** Start of MATERIAL PROVIDED **

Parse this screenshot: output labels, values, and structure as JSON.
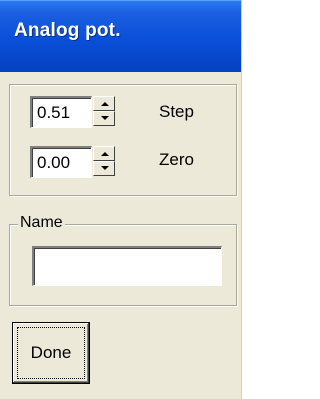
{
  "window": {
    "title": "Analog pot."
  },
  "settings": {
    "step": {
      "value": "0.51",
      "label": "Step"
    },
    "zero": {
      "value": "0.00",
      "label": "Zero"
    }
  },
  "name": {
    "legend": "Name",
    "value": ""
  },
  "buttons": {
    "done_label": "Done"
  }
}
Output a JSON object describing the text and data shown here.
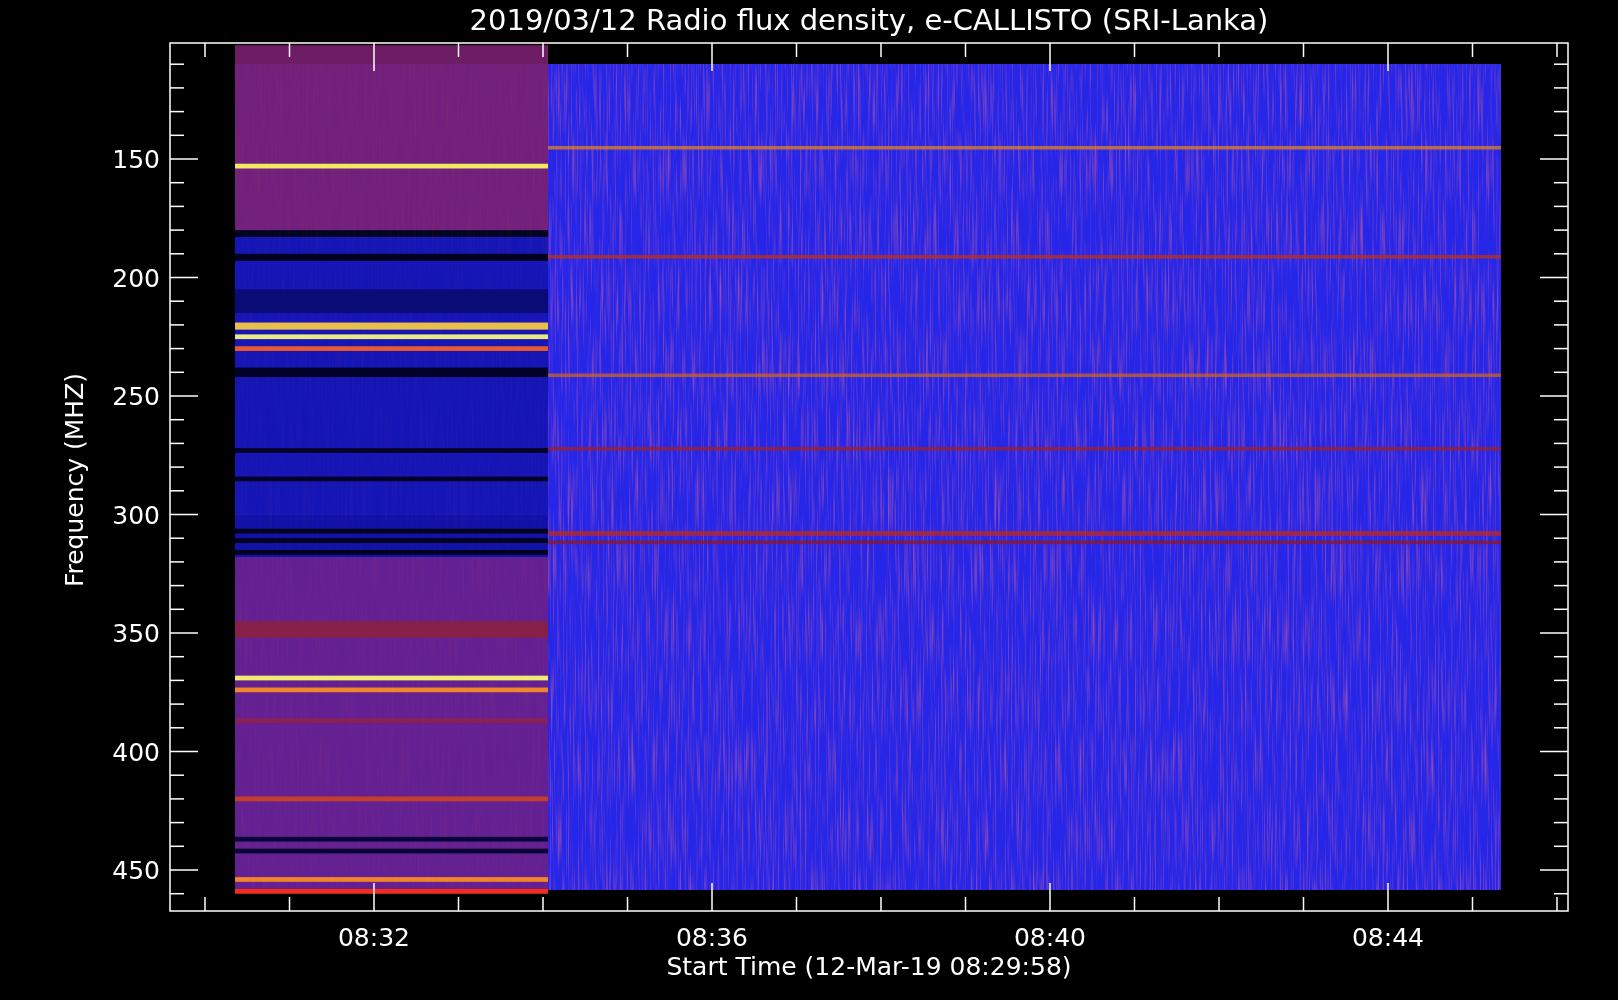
{
  "plot": {
    "title": "2019/03/12  Radio flux density, e-CALLISTO (SRI-Lanka)",
    "y_axis": {
      "label": "Frequency (MHZ)",
      "tick_labels": [
        "150",
        "200",
        "250",
        "300",
        "350",
        "400",
        "450"
      ]
    },
    "x_axis": {
      "label": "Start Time (12-Mar-19 08:29:58)",
      "tick_labels": [
        "08:32",
        "08:36",
        "08:40",
        "08:44"
      ]
    }
  }
}
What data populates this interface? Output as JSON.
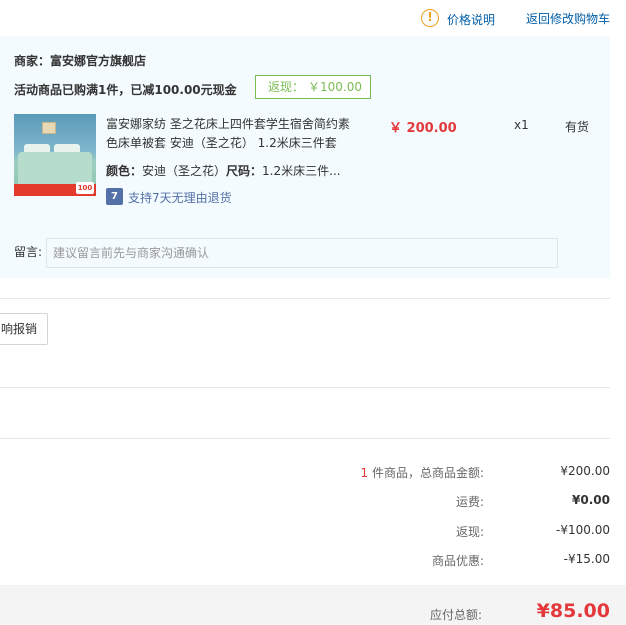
{
  "header": {
    "info_icon_glyph": "!",
    "price_explain": "价格说明",
    "back_to_cart": "返回修改购物车"
  },
  "order": {
    "shop_name": "商家：富安娜官方旗舰店",
    "promotion": "活动商品已购满1件，已减100.00元现金",
    "cashback_label": "返现：",
    "cashback_value": "￥100.00",
    "product": {
      "title": "富安娜家纺 圣之花床上四件套学生宿舍简约素色床单被套 安迪（圣之花） 1.2米床三件套",
      "price": "￥ 200.00",
      "quantity": "x1",
      "stock": "有货",
      "color_label": "颜色：",
      "color_value": "安迪（圣之花）",
      "size_label": "尺码：",
      "size_value": "1.2米床三件...",
      "return_icon_glyph": "7",
      "return_policy": "支持7天无理由退货",
      "image_badge_text": "100"
    },
    "remark_label": "留言:",
    "remark_placeholder": "建议留言前先与商家沟通确认"
  },
  "invoice": {
    "button_label": "响报销"
  },
  "summary": {
    "item_count": "1",
    "item_total_label": " 件商品，总商品金额:",
    "item_total_value": "¥200.00",
    "shipping_label": "运费:",
    "shipping_value": "¥0.00",
    "cashback_label": "返现:",
    "cashback_value": "-¥100.00",
    "discount_label": "商品优惠:",
    "discount_value": "-¥15.00",
    "payable_label": "应付总额:",
    "payable_value": "¥85.00"
  },
  "colors": {
    "accent_red": "#e4393c",
    "link_blue": "#005ea7",
    "cashback_green": "#7abd54",
    "panel_bg": "#f3fbfe",
    "warning_orange": "#f0a020"
  }
}
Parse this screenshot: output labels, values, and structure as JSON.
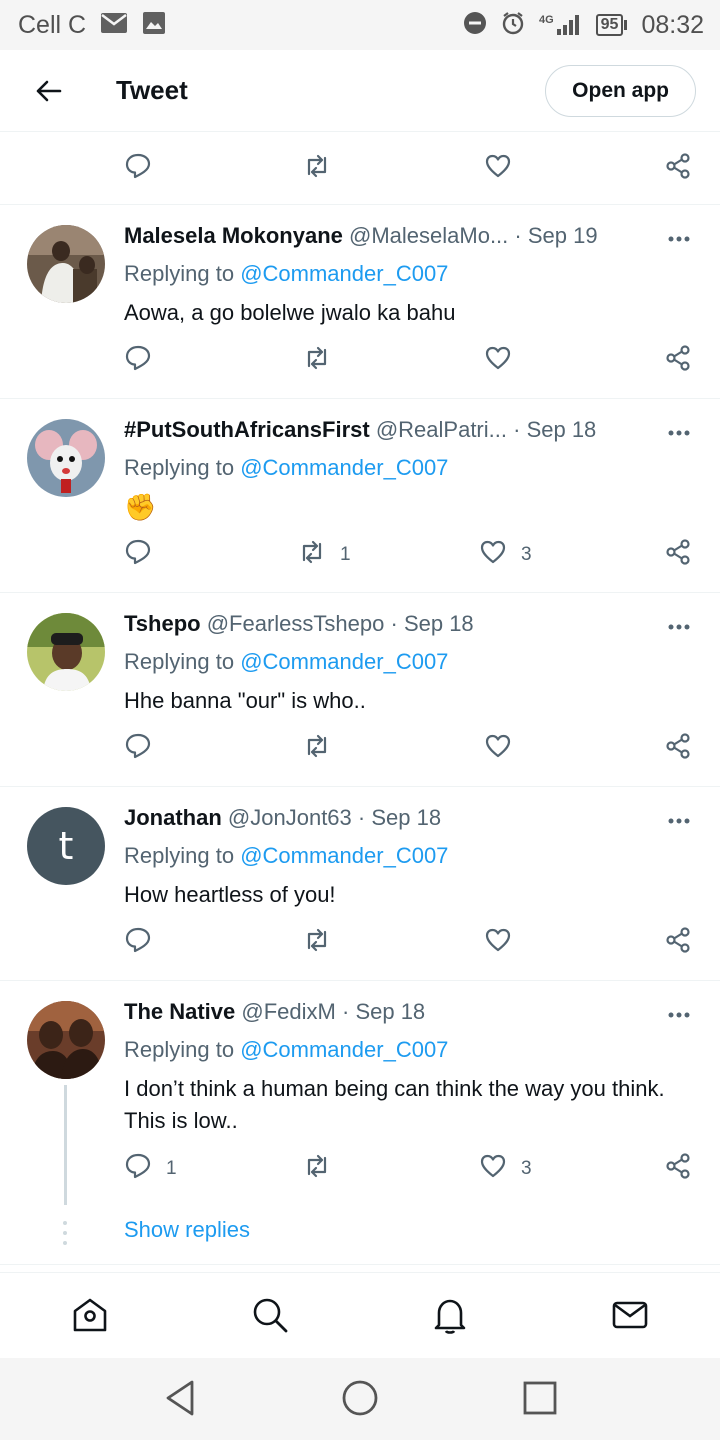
{
  "status_bar": {
    "carrier": "Cell C",
    "battery": "95",
    "network": "4G",
    "time": "08:32",
    "icons": [
      "mail-icon",
      "image-icon",
      "dnd-icon",
      "alarm-icon",
      "signal-icon",
      "battery-icon"
    ]
  },
  "header": {
    "title": "Tweet",
    "open_app": "Open app"
  },
  "tweets": [
    {
      "name": "Malesela Mokonyane",
      "handle": "@MaleselaMo...",
      "date": "Sep 19",
      "replying_prefix": "Replying to",
      "replying_to": "@Commander_C007",
      "text": "Aowa, a go bolelwe jwalo ka bahu",
      "retweets": "",
      "likes": "",
      "replies": ""
    },
    {
      "name": "#PutSouthAfricansFirst",
      "handle": "@RealPatri...",
      "date": "Sep 18",
      "replying_prefix": "Replying to",
      "replying_to": "@Commander_C007",
      "text": "✊",
      "retweets": "1",
      "likes": "3",
      "replies": ""
    },
    {
      "name": "Tshepo",
      "handle": "@FearlessTshepo",
      "date": "Sep 18",
      "replying_prefix": "Replying to",
      "replying_to": "@Commander_C007",
      "text": "Hhe banna \"our\" is who..",
      "retweets": "",
      "likes": "",
      "replies": ""
    },
    {
      "name": "Jonathan",
      "handle": "@JonJont63",
      "date": "Sep 18",
      "replying_prefix": "Replying to",
      "replying_to": "@Commander_C007",
      "text": "How heartless of you!",
      "avatar_letter": "t",
      "retweets": "",
      "likes": "",
      "replies": ""
    },
    {
      "name": "The Native",
      "handle": "@FedixM",
      "date": "Sep 18",
      "replying_prefix": "Replying to",
      "replying_to": "@Commander_C007",
      "text": "I don’t think a human being can think the way you think. This is low..",
      "retweets": "",
      "likes": "3",
      "replies": "1"
    }
  ],
  "show_replies": "Show replies",
  "dot_sep": "·",
  "colors": {
    "accent": "#1d9bf0",
    "secondary_text": "#536471",
    "border": "#eff3f4"
  },
  "bottom_nav": [
    "home-icon",
    "search-icon",
    "notifications-icon",
    "messages-icon"
  ],
  "system_nav": [
    "back-triangle-icon",
    "home-circle-icon",
    "recents-square-icon"
  ]
}
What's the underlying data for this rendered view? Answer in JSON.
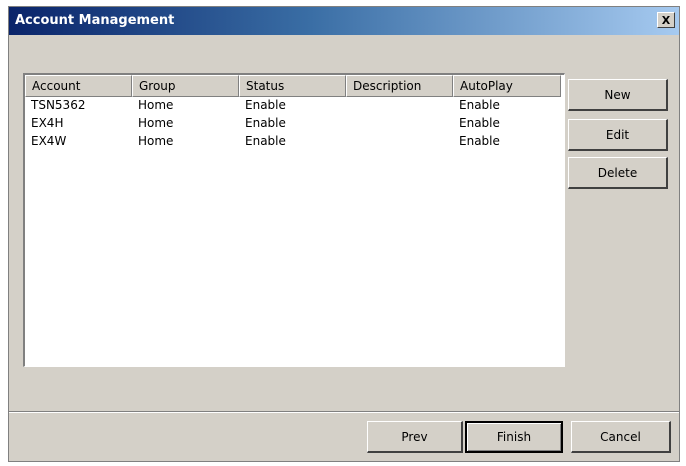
{
  "window": {
    "title": "Account Management",
    "close_label": "X"
  },
  "table": {
    "columns": [
      "Account",
      "Group",
      "Status",
      "Description",
      "AutoPlay"
    ],
    "rows": [
      [
        "TSN5362",
        "Home",
        "Enable",
        "",
        "Enable"
      ],
      [
        "EX4H",
        "Home",
        "Enable",
        "",
        "Enable"
      ],
      [
        "EX4W",
        "Home",
        "Enable",
        "",
        "Enable"
      ]
    ]
  },
  "side_buttons": {
    "new": "New",
    "edit": "Edit",
    "delete": "Delete"
  },
  "footer_buttons": {
    "prev": "Prev",
    "finish": "Finish",
    "cancel": "Cancel"
  },
  "colors": {
    "titlebar_start": "#0a246a",
    "titlebar_end": "#a6caf0",
    "face": "#d4d0c8"
  }
}
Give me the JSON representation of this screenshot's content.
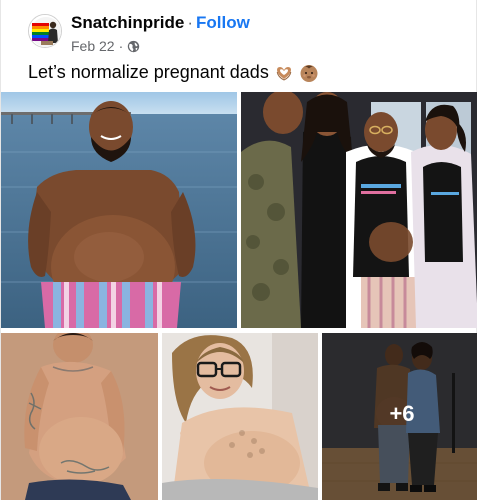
{
  "post": {
    "author": "Snatchinpride",
    "separator": "·",
    "follow_label": "Follow",
    "date": "Feb 22",
    "date_separator": "·",
    "privacy_icon": "globe-icon",
    "text": "Let’s normalize pregnant dads",
    "emojis": [
      "heart-hands-emoji",
      "baby-emoji"
    ]
  },
  "photos": {
    "count": 5,
    "more_overlay_label": "+6"
  },
  "colors": {
    "link": "#1877f2",
    "secondary_text": "#65676b",
    "primary_text": "#050505"
  }
}
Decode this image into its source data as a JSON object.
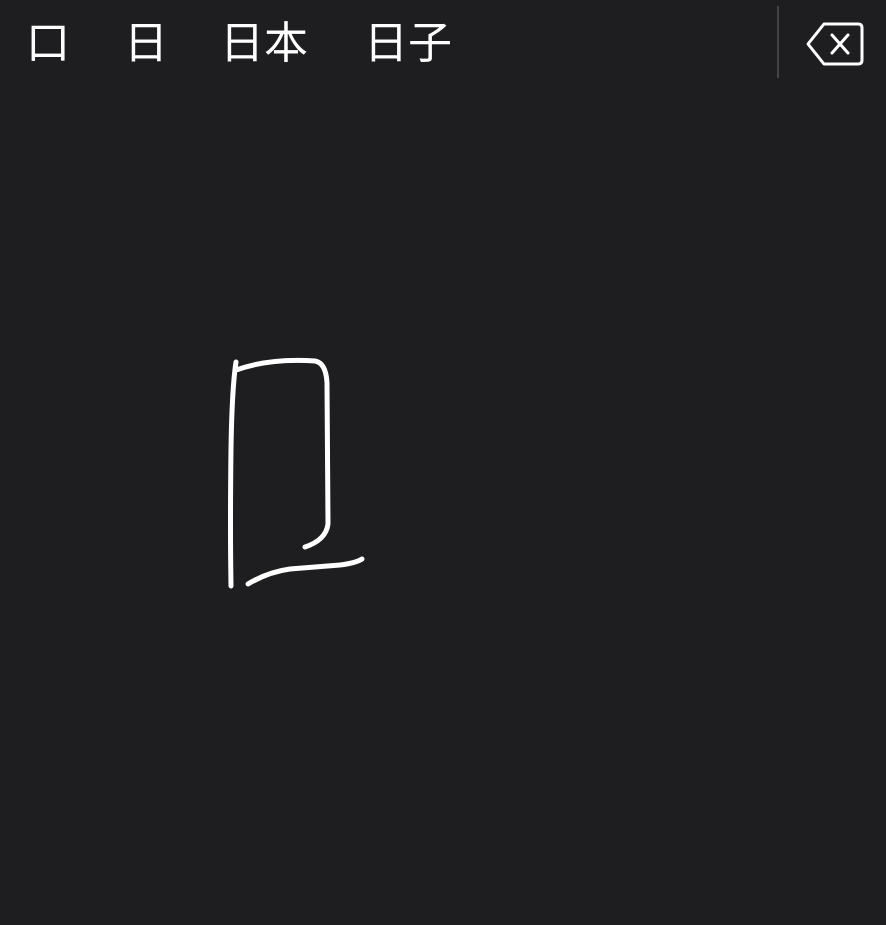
{
  "candidates": [
    "口",
    "日",
    "日本",
    "日子"
  ],
  "delete_key": {
    "icon": "delete-backspace-icon"
  },
  "colors": {
    "background": "#1e1e20",
    "text": "#ffffff",
    "ink": "#ffffff",
    "divider": "#444446"
  }
}
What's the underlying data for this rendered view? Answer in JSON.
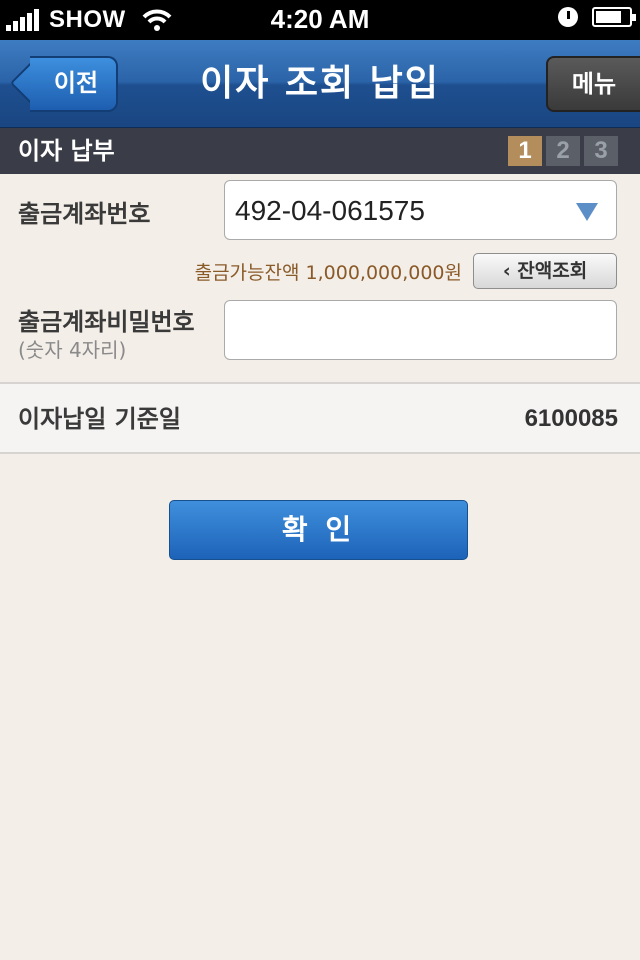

** End of MATERIAL PROVIDED **

__YOUR TASK__:
Point out every line holding the string "JSON" and copy it.

__SOLUTION TO THIS EXERCISE__:
Parse this screenshot: output labels, values, and structure as JSON.
Output a JSON object describing the text and data shown here.
What data populates this interface? Output as JSON.
Parse this screenshot: output labels, values, and structure as JSON.
What's the underlying data for this rendered view? Answer in JSON.
Give me the JSON representation of this screenshot's content.
Decode this image into its source data as a JSON object.
What's the underlying data for this rendered view? Answer in JSON.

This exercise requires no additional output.